◆ WHAT YOU NEED TO DO ◆
Your answer should be one number: how many lines of the records hold the string "desc".

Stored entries

■ ■ ■ ■

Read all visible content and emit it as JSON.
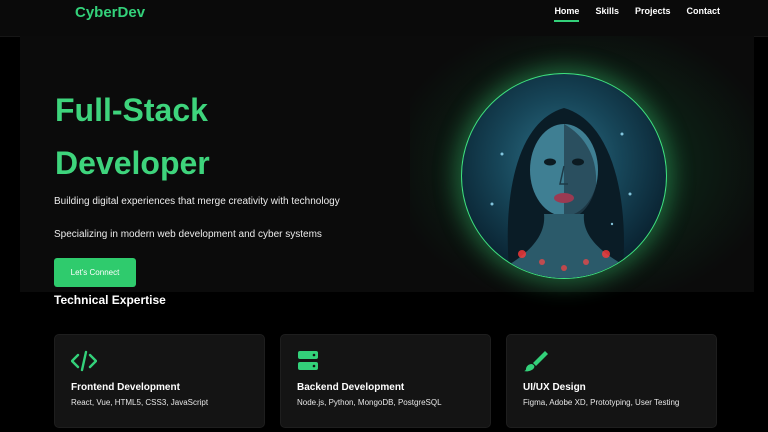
{
  "nav": {
    "logo": "CyberDev",
    "links": [
      {
        "label": "Home",
        "active": true
      },
      {
        "label": "Skills",
        "active": false
      },
      {
        "label": "Projects",
        "active": false
      },
      {
        "label": "Contact",
        "active": false
      }
    ]
  },
  "hero": {
    "title_line1": "Full-Stack",
    "title_line2": "Developer",
    "tagline": "Building digital experiences that merge creativity with technology",
    "subtitle": "Specializing in modern web development and cyber systems",
    "cta_label": "Let's Connect",
    "portrait_icon": "developer-portrait"
  },
  "skills": {
    "title": "Technical Expertise",
    "cards": [
      {
        "icon": "code-icon",
        "title": "Frontend Development",
        "desc": "React, Vue, HTML5, CSS3, JavaScript"
      },
      {
        "icon": "server-icon",
        "title": "Backend Development",
        "desc": "Node.js, Python, MongoDB, PostgreSQL"
      },
      {
        "icon": "brush-icon",
        "title": "UI/UX Design",
        "desc": "Figma, Adobe XD, Prototyping, User Testing"
      }
    ]
  },
  "colors": {
    "accent": "#33d17a",
    "background": "#000000",
    "card": "#141414"
  }
}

■ ■ ■ ■

◆ SOLUTION TO THIS TASK ◆
3